British Periodicals, 1600-1800: An Electronic Index This presentation would consist of two parts: 1) an introductory account of the history, development, and present status of this ongoing attempt to produce an electronic subject index to pre-1800 British periodicals; and 2) a demonstration of the CD-ROM disk, containing the 69 periodical
indexes currently entered into the database.
Just as modern periodicals reflect the entire scope of twentieth-century culture, so do pre-1800 British periodicals record the spectrum of seventeenth and eighteenth-century culture. These
early periodicals are gold mines of information relevant to that society's politics, religion, philosophy, the early progress of medicine and science, business and economic theory and practice, legal history, the state of education, social customs and practices, pastimes and entertainments, literature and the arts, etc. etc.
Yet, this immense body of information--hundreds of thousands of pages worth--remains an enormous, uncharted terrain. No tool exists to guide users through its
contents. Existing catalogues like the ESTC can direct us to libraries holding copies of the periodicals, but they can't tell us what's in them. A few dozen periodicals enjoy hard-copy indexes, but this number pales in view of the 1,000+ periodicals extant from the period. In effect, every student of the period is faced with the distressing fact that there is no single, comprehensive index to the contents of these periodicals. Any scholar attempting to discover references to his/her particular interest in these periodicals must wade through the texts of the originals (or microfilm copies), page-by-page, a tedious task with regularly frustrating results because of the sheer bulk of material. It's no surprise, then, that scholars of early modern British cultural history would warmly welcome an index to the contents of the age's periodicals.
In the early 1930s, the eminent scholar/collector James M. Osborn, of Yale (whose rare book and manuscript
collection would later become a major wing of the Beinecke
Library at Yale) set out to remedy this regrettable situation. He hired a handful of young British scholars to
Index periodicals both in the British Library and in the Bodleian Library at Oxford, the two largest UK repositories of pre-1800 British periodicals. Osborn selected the list of titles to be indexed, instructed his indexers in the process, supplied preformatted 4" X 6" cards for recording data, and the project was launched.
The process required indexers to read every page of each periodical and, for each subject on a page, to fill out a preformatted card. In effect, Osborn's index was a true subject index, not merely a listing of the periodicals' tables of contents. A completed card recorded data for seven fields: subject, author, reprint data, title of periodical, date, page reference, and the library location of the copy indexed.

EXERCISE DATA:
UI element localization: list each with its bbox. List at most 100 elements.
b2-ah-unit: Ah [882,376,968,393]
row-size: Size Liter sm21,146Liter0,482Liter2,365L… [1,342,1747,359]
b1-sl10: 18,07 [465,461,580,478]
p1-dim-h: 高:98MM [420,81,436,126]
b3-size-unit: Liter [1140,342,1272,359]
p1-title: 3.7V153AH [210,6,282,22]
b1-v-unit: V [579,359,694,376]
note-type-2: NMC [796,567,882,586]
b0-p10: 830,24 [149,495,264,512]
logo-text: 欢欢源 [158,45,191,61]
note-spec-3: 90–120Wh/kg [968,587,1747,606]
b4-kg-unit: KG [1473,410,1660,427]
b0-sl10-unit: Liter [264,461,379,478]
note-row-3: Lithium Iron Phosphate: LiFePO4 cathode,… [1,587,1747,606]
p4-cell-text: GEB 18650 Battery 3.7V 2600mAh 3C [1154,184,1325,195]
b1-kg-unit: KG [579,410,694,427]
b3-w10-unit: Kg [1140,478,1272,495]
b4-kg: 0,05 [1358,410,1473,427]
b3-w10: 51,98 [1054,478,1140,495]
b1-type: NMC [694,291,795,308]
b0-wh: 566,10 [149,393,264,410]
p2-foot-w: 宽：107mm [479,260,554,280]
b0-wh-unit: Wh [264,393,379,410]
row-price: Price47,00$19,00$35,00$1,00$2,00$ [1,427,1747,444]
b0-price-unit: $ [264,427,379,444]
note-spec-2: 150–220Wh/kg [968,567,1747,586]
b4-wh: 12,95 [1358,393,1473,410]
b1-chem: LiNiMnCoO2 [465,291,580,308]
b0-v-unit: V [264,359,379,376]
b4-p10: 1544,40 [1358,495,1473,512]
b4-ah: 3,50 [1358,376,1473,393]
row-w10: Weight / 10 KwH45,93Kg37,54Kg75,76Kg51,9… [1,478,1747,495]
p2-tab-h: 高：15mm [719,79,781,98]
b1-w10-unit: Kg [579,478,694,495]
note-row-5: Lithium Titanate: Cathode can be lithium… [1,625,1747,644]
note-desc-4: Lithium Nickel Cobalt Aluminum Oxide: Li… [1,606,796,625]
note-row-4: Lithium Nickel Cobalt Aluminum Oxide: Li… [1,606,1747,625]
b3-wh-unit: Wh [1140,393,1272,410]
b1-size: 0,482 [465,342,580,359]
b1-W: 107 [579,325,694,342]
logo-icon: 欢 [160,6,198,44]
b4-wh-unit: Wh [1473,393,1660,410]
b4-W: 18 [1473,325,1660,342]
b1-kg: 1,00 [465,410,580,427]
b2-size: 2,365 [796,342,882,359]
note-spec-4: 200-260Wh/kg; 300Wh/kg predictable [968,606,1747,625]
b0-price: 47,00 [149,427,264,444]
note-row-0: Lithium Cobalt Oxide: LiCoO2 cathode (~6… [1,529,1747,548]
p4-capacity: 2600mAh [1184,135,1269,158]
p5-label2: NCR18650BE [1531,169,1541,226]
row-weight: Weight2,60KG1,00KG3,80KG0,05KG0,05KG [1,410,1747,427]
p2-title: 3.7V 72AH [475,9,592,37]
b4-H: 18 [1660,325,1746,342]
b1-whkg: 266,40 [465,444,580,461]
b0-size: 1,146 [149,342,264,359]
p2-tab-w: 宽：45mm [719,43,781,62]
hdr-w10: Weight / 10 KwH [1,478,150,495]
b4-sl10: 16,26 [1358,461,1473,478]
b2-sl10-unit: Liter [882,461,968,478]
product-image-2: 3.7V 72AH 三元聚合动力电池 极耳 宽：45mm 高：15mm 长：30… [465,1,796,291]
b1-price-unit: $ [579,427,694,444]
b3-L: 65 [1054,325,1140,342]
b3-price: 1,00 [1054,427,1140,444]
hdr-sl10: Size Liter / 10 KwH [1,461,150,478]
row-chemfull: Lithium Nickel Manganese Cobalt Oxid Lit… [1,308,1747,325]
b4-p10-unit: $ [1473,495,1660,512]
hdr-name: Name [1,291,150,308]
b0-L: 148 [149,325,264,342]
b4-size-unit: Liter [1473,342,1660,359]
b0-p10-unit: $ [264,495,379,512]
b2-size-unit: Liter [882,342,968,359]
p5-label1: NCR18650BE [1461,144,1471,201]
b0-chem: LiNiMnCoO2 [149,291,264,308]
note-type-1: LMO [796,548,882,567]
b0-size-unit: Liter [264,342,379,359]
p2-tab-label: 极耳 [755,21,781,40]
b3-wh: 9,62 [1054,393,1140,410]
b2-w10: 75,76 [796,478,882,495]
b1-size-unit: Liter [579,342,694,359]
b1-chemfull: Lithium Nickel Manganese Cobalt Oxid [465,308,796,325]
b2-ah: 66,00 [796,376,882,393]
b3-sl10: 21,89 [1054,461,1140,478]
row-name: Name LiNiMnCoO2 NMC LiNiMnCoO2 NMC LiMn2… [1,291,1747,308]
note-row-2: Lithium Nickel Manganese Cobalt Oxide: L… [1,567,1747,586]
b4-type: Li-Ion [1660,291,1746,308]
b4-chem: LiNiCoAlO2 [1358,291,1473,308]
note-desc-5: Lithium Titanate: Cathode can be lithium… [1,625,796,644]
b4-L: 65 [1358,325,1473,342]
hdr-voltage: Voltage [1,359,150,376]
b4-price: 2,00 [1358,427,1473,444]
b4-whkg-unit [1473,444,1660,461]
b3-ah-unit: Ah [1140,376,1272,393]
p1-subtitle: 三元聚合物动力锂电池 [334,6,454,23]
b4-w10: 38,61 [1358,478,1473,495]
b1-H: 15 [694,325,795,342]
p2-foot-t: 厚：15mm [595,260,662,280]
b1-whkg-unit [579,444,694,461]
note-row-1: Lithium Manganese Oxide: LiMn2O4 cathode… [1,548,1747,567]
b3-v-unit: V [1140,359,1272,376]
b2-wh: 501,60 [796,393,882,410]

PROBLEM DESCRIPTION: Write out the passage from the text on the electronic index of British periodicals, from "British Periodicals, 1600-1800: An" up to and including "arts, etc. etc.".

EXERCISE SOLUTION:
British Periodicals, 1600-1800: An Electronic Index This presentation would consist of two parts: 1) an introductory account of the history, development, and present status of this ongoing attempt to produce an electronic subject index to pre-1800 British periodicals; and 2) a demonstration of the CD-ROM disk, containing the 69 periodical
indexes currently entered into the database.
Just as modern periodicals reflect the entire scope of twentieth-century culture, so do pre-1800 British periodicals record the spectrum of seventeenth and eighteenth-century culture. These
early periodicals are gold mines of information relevant to that society's politics, religion, philosophy, the early progress of medicine and science, business and economic theory and practice, legal history, the state of education, social customs and practices, pastimes and entertainments, literature and the arts, etc. etc.